* [THE REQUEST]: Every record below is to be retyped exactly.

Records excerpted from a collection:
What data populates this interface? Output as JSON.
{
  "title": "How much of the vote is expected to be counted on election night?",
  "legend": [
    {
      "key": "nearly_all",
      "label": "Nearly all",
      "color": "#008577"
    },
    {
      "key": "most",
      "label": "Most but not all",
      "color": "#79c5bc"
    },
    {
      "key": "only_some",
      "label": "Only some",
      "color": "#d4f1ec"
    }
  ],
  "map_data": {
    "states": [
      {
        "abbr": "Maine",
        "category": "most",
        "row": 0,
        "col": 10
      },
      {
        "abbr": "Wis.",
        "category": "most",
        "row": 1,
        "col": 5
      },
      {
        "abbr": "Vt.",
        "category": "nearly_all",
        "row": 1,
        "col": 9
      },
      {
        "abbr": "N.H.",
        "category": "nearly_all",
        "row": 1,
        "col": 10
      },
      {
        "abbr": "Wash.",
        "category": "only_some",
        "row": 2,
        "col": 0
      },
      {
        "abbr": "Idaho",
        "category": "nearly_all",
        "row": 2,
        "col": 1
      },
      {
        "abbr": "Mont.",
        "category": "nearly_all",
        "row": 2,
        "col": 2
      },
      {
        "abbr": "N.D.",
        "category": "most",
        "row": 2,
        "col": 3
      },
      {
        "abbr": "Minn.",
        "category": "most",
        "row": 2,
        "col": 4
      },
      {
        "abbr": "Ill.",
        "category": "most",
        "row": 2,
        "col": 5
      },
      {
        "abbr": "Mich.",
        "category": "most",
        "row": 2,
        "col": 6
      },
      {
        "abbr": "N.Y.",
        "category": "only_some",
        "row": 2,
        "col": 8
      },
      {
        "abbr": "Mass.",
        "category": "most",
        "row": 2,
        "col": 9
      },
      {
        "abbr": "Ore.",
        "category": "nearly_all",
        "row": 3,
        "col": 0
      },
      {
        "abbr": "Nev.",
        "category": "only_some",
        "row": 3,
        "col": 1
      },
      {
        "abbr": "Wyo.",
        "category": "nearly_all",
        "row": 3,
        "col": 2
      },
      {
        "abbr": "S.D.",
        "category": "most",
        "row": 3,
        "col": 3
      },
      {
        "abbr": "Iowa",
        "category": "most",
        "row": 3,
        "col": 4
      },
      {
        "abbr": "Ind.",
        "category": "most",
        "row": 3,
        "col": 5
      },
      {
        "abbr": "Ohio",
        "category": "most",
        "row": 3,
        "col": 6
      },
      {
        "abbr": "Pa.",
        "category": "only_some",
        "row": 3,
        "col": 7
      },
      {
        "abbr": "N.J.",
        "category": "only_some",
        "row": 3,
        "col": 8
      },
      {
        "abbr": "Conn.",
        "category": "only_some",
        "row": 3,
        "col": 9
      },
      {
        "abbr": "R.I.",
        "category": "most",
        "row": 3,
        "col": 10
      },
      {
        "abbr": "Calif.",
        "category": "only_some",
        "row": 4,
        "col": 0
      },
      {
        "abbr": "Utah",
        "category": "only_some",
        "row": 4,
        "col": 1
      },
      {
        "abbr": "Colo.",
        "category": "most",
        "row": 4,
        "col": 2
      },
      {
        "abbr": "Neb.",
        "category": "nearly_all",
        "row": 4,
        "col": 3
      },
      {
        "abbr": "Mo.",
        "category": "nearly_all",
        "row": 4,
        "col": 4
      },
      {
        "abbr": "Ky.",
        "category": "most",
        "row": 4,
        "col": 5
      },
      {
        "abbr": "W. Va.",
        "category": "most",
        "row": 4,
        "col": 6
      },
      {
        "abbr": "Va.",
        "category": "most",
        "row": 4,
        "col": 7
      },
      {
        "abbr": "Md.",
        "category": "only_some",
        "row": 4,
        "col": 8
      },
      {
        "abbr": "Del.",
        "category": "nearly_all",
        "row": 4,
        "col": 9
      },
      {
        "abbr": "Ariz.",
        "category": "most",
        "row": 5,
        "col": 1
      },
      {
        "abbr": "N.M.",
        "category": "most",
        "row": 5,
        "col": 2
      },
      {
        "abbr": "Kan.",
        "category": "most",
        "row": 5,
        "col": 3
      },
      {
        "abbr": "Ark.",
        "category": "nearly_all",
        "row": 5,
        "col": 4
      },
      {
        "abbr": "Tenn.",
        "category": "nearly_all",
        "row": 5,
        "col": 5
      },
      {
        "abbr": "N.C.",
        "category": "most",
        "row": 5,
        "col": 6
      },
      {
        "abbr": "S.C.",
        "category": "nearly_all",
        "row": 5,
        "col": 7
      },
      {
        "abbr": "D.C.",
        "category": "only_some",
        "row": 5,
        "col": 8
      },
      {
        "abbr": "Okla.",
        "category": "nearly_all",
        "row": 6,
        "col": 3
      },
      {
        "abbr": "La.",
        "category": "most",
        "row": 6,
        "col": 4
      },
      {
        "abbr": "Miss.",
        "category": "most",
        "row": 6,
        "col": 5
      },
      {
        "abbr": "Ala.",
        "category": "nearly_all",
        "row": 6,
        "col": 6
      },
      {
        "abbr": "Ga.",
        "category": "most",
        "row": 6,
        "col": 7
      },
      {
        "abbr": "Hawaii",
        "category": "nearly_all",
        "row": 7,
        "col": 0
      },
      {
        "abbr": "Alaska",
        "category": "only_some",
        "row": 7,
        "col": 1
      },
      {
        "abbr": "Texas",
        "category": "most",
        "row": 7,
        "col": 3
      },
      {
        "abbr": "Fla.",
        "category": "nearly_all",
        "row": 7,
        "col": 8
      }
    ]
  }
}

* [RESULT]:
What data populates this interface? Output as JSON.
{
  "title": "How much of the vote is expected to be counted on election night?",
  "legend": [
    {
      "key": "nearly_all",
      "label": "Nearly all",
      "color": "#008577"
    },
    {
      "key": "most",
      "label": "Most but not all",
      "color": "#79c5bc"
    },
    {
      "key": "only_some",
      "label": "Only some",
      "color": "#d4f1ec"
    }
  ],
  "map_data": {
    "states": [
      {
        "abbr": "Maine",
        "category": "most",
        "row": 0,
        "col": 10
      },
      {
        "abbr": "Wis.",
        "category": "most",
        "row": 1,
        "col": 5
      },
      {
        "abbr": "Vt.",
        "category": "nearly_all",
        "row": 1,
        "col": 9
      },
      {
        "abbr": "N.H.",
        "category": "nearly_all",
        "row": 1,
        "col": 10
      },
      {
        "abbr": "Wash.",
        "category": "only_some",
        "row": 2,
        "col": 0
      },
      {
        "abbr": "Idaho",
        "category": "nearly_all",
        "row": 2,
        "col": 1
      },
      {
        "abbr": "Mont.",
        "category": "nearly_all",
        "row": 2,
        "col": 2
      },
      {
        "abbr": "N.D.",
        "category": "most",
        "row": 2,
        "col": 3
      },
      {
        "abbr": "Minn.",
        "category": "most",
        "row": 2,
        "col": 4
      },
      {
        "abbr": "Ill.",
        "category": "most",
        "row": 2,
        "col": 5
      },
      {
        "abbr": "Mich.",
        "category": "most",
        "row": 2,
        "col": 6
      },
      {
        "abbr": "N.Y.",
        "category": "only_some",
        "row": 2,
        "col": 8
      },
      {
        "abbr": "Mass.",
        "category": "most",
        "row": 2,
        "col": 9
      },
      {
        "abbr": "Ore.",
        "category": "nearly_all",
        "row": 3,
        "col": 0
      },
      {
        "abbr": "Nev.",
        "category": "only_some",
        "row": 3,
        "col": 1
      },
      {
        "abbr": "Wyo.",
        "category": "nearly_all",
        "row": 3,
        "col": 2
      },
      {
        "abbr": "S.D.",
        "category": "most",
        "row": 3,
        "col": 3
      },
      {
        "abbr": "Iowa",
        "category": "most",
        "row": 3,
        "col": 4
      },
      {
        "abbr": "Ind.",
        "category": "most",
        "row": 3,
        "col": 5
      },
      {
        "abbr": "Ohio",
        "category": "most",
        "row": 3,
        "col": 6
      },
      {
        "abbr": "Pa.",
        "category": "only_some",
        "row": 3,
        "col": 7
      },
      {
        "abbr": "N.J.",
        "category": "only_some",
        "row": 3,
        "col": 8
      },
      {
        "abbr": "Conn.",
        "category": "only_some",
        "row": 3,
        "col": 9
      },
      {
        "abbr": "R.I.",
        "category": "most",
        "row": 3,
        "col": 10
      },
      {
        "abbr": "Calif.",
        "category": "only_some",
        "row": 4,
        "col": 0
      },
      {
        "abbr": "Utah",
        "category": "only_some",
        "row": 4,
        "col": 1
      },
      {
        "abbr": "Colo.",
        "category": "most",
        "row": 4,
        "col": 2
      },
      {
        "abbr": "Neb.",
        "category": "nearly_all",
        "row": 4,
        "col": 3
      },
      {
        "abbr": "Mo.",
        "category": "nearly_all",
        "row": 4,
        "col": 4
      },
      {
        "abbr": "Ky.",
        "category": "most",
        "row": 4,
        "col": 5
      },
      {
        "abbr": "W. Va.",
        "category": "most",
        "row": 4,
        "col": 6
      },
      {
        "abbr": "Va.",
        "category": "most",
        "row": 4,
        "col": 7
      },
      {
        "abbr": "Md.",
        "category": "only_some",
        "row": 4,
        "col": 8
      },
      {
        "abbr": "Del.",
        "category": "nearly_all",
        "row": 4,
        "col": 9
      },
      {
        "abbr": "Ariz.",
        "category": "most",
        "row": 5,
        "col": 1
      },
      {
        "abbr": "N.M.",
        "category": "most",
        "row": 5,
        "col": 2
      },
      {
        "abbr": "Kan.",
        "category": "most",
        "row": 5,
        "col": 3
      },
      {
        "abbr": "Ark.",
        "category": "nearly_all",
        "row": 5,
        "col": 4
      },
      {
        "abbr": "Tenn.",
        "category": "nearly_all",
        "row": 5,
        "col": 5
      },
      {
        "abbr": "N.C.",
        "category": "most",
        "row": 5,
        "col": 6
      },
      {
        "abbr": "S.C.",
        "category": "nearly_all",
        "row": 5,
        "col": 7
      },
      {
        "abbr": "D.C.",
        "category": "only_some",
        "row": 5,
        "col": 8
      },
      {
        "abbr": "Okla.",
        "category": "nearly_all",
        "row": 6,
        "col": 3
      },
      {
        "abbr": "La.",
        "category": "most",
        "row": 6,
        "col": 4
      },
      {
        "abbr": "Miss.",
        "category": "most",
        "row": 6,
        "col": 5
      },
      {
        "abbr": "Ala.",
        "category": "nearly_all",
        "row": 6,
        "col": 6
      },
      {
        "abbr": "Ga.",
        "category": "most",
        "row": 6,
        "col": 7
      },
      {
        "abbr": "Hawaii",
        "category": "nearly_all",
        "row": 7,
        "col": 0
      },
      {
        "abbr": "Alaska",
        "category": "only_some",
        "row": 7,
        "col": 1
      },
      {
        "abbr": "Texas",
        "category": "most",
        "row": 7,
        "col": 3
      },
      {
        "abbr": "Fla.",
        "category": "nearly_all",
        "row": 7,
        "col": 8
      }
    ]
  }
}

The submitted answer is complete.